* The task *
Determine how many lines of the records include "JSON", and answer with the number alone.

# Start of Information given

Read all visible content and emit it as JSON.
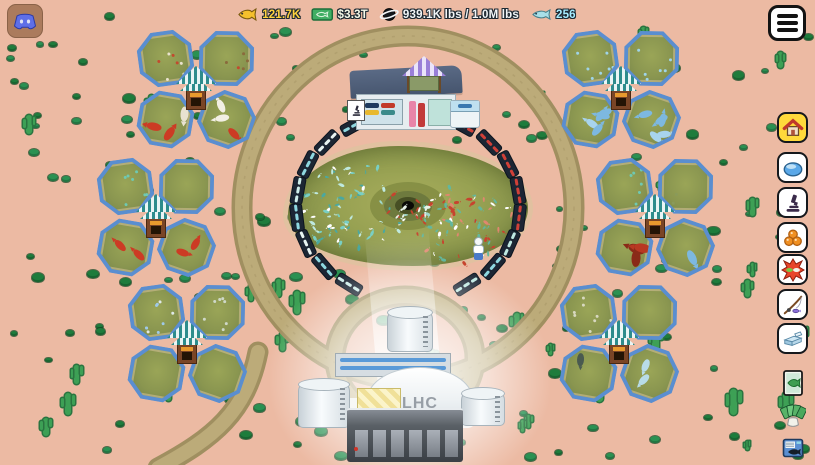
{
  "hud": {
    "stats": [
      {
        "id": "coins",
        "icon": "gold-fish-icon",
        "value": "121.7K",
        "color": "#ffd23d"
      },
      {
        "id": "cash",
        "icon": "cash-icon",
        "value": "$3.3T",
        "color": "#f5f9e8"
      },
      {
        "id": "weight",
        "icon": "planet-icon",
        "value": "939.1K lbs / 1.0M lbs",
        "color": "#f2f5f7"
      },
      {
        "id": "fish",
        "icon": "blue-fish-icon",
        "value": "256",
        "color": "#a5ecff"
      }
    ]
  },
  "collider": {
    "label": "LHC"
  },
  "sidebar": {
    "items": [
      {
        "id": "home",
        "icon": "home-icon",
        "bg": "#ffd93b",
        "boxed": true
      },
      {
        "id": "ponds",
        "icon": "pond-dome-icon",
        "bg": "#ffffff",
        "boxed": true
      },
      {
        "id": "research",
        "icon": "microscope-icon",
        "bg": "#ffffff",
        "boxed": true
      },
      {
        "id": "roe",
        "icon": "fish-eggs-icon",
        "bg": "#ffffff",
        "boxed": true
      },
      {
        "id": "battle",
        "icon": "fish-fight-icon",
        "bg": "#ffffff",
        "boxed": true
      },
      {
        "id": "fishing",
        "icon": "fishing-rod-icon",
        "bg": "#ffffff",
        "boxed": true
      },
      {
        "id": "tickets",
        "icon": "tickets-icon",
        "bg": "#ffffff",
        "boxed": true
      },
      {
        "id": "fish-card",
        "icon": "fish-card-icon",
        "bg": "",
        "boxed": false
      },
      {
        "id": "card-hand",
        "icon": "card-hand-icon",
        "bg": "",
        "boxed": false
      },
      {
        "id": "fish-index",
        "icon": "fish-index-icon",
        "bg": "",
        "boxed": false
      }
    ]
  },
  "scene": {
    "background": "#ecbaa3",
    "track_color": "#bcab79",
    "pond_water": "#97a152",
    "cluster_border": "#5a8ed0",
    "clusters": [
      {
        "id": "top-left",
        "x": 137,
        "y": 30,
        "ponds": [
          {
            "kind": "spots",
            "count": 7,
            "colors": [
              "#e9e2cc",
              "#c24a2e"
            ]
          },
          {
            "kind": "spots",
            "count": 5,
            "colors": [
              "#8a6a3c",
              "#c24a2e"
            ]
          },
          {
            "kind": "fish",
            "count": 3,
            "size": 15,
            "colors": [
              "#cc3b24",
              "#e8e2d0"
            ]
          },
          {
            "kind": "fish",
            "count": 3,
            "size": 14,
            "colors": [
              "#cc3b24",
              "#f2efe4"
            ]
          }
        ]
      },
      {
        "id": "mid-left",
        "x": 97,
        "y": 158,
        "ponds": [
          {
            "kind": "spots",
            "count": 7,
            "colors": [
              "#6fc9b2"
            ]
          },
          {
            "kind": "none",
            "count": 0,
            "colors": []
          },
          {
            "kind": "fish",
            "count": 2,
            "size": 14,
            "colors": [
              "#cc3b24"
            ]
          },
          {
            "kind": "fish",
            "count": 2,
            "size": 13,
            "colors": [
              "#cc3b24"
            ]
          }
        ]
      },
      {
        "id": "bottom-left",
        "x": 128,
        "y": 284,
        "ponds": [
          {
            "kind": "spots",
            "count": 9,
            "colors": [
              "#dfe8e8",
              "#9fc9e8"
            ]
          },
          {
            "kind": "spots",
            "count": 7,
            "colors": [
              "#cfd8c8"
            ]
          },
          {
            "kind": "none",
            "count": 0,
            "colors": []
          },
          {
            "kind": "none",
            "count": 0,
            "colors": []
          }
        ]
      },
      {
        "id": "top-right",
        "x": 562,
        "y": 30,
        "ponds": [
          {
            "kind": "spots",
            "count": 7,
            "colors": [
              "#9fd4e8"
            ]
          },
          {
            "kind": "spots",
            "count": 6,
            "colors": [
              "#9fd4e8"
            ]
          },
          {
            "kind": "fish",
            "count": 5,
            "size": 14,
            "colors": [
              "#7db8e0",
              "#a8d4ee"
            ]
          },
          {
            "kind": "fish",
            "count": 5,
            "size": 14,
            "colors": [
              "#7db8e0",
              "#a8d4ee"
            ]
          }
        ]
      },
      {
        "id": "mid-right",
        "x": 596,
        "y": 158,
        "ponds": [
          {
            "kind": "spots",
            "count": 6,
            "colors": [
              "#6fc9b2"
            ]
          },
          {
            "kind": "spots",
            "count": 2,
            "colors": [
              "#8a9a5a"
            ]
          },
          {
            "kind": "fish",
            "count": 3,
            "size": 17,
            "colors": [
              "#b83822",
              "#8a2a18"
            ]
          },
          {
            "kind": "fish",
            "count": 1,
            "size": 16,
            "colors": [
              "#7db8e0"
            ]
          }
        ]
      },
      {
        "id": "bottom-right",
        "x": 560,
        "y": 284,
        "ponds": [
          {
            "kind": "spots",
            "count": 8,
            "colors": [
              "#d8d8c0"
            ]
          },
          {
            "kind": "none",
            "count": 0,
            "colors": []
          },
          {
            "kind": "fish",
            "count": 1,
            "size": 13,
            "colors": [
              "#4a5a50"
            ]
          },
          {
            "kind": "fish",
            "count": 2,
            "size": 13,
            "colors": [
              "#b8dce8"
            ]
          }
        ]
      }
    ],
    "docks": {
      "cx": 408,
      "cy": 206,
      "rx": 112,
      "ry": 92,
      "list": [
        {
          "angle": 122,
          "fish": "#cfeeea"
        },
        {
          "angle": 139,
          "fish": "#8fd8e0"
        },
        {
          "angle": 156,
          "fish": "#e8f4f2"
        },
        {
          "angle": 173,
          "fish": "#8fd8e0"
        },
        {
          "angle": 190,
          "fish": "#cfeeea"
        },
        {
          "angle": 207,
          "fish": "#8fd8e0"
        },
        {
          "angle": 224,
          "fish": "#e8f4f2"
        },
        {
          "angle": 241,
          "fish": "#8fd8e0"
        },
        {
          "angle": 58,
          "fish": "#bfe9e2"
        },
        {
          "angle": 41,
          "fish": "#8fd8e0"
        },
        {
          "angle": 24,
          "fish": "#bfe9e2"
        },
        {
          "angle": 7,
          "fish": "#d04038"
        },
        {
          "angle": -10,
          "fish": "#d04038"
        },
        {
          "angle": -27,
          "fish": "#d04038"
        },
        {
          "angle": -44,
          "fish": "#d04038"
        },
        {
          "angle": -61,
          "fish": "#d04038"
        }
      ]
    },
    "fish_swarms": [
      {
        "x": 352,
        "y": 206,
        "rx": 56,
        "ry": 44,
        "count": 75,
        "colors": [
          "#bfe9df",
          "#ffffff",
          "#79cfc4",
          "#4aa8a0"
        ]
      },
      {
        "x": 464,
        "y": 224,
        "rx": 52,
        "ry": 40,
        "count": 75,
        "colors": [
          "#c7432e",
          "#ffffff",
          "#63b79e",
          "#e0876f"
        ]
      },
      {
        "x": 408,
        "y": 204,
        "rx": 32,
        "ry": 14,
        "count": 22,
        "colors": [
          "#9fd8cc",
          "#c7432e",
          "#e8f2e8"
        ]
      }
    ],
    "decor": {
      "bushes": 155,
      "cacti": 46,
      "seed": 987654321
    }
  }
}
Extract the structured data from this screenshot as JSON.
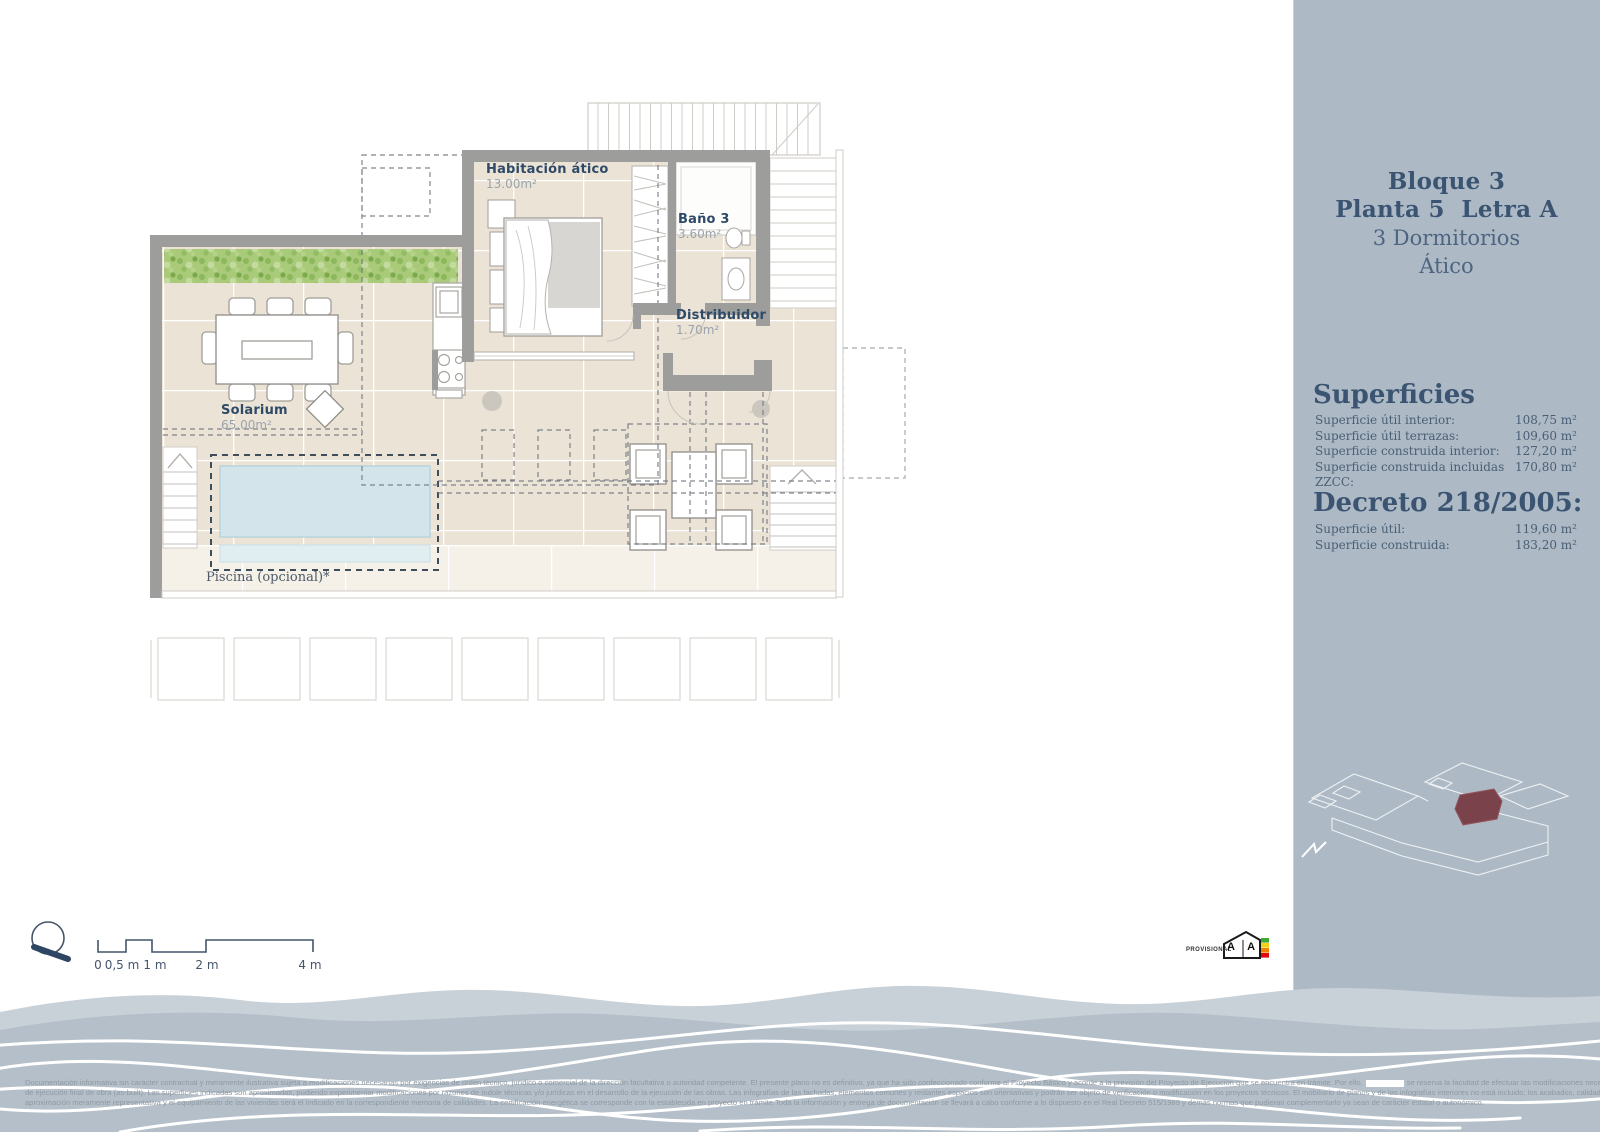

# End of Information given

* Full output *
2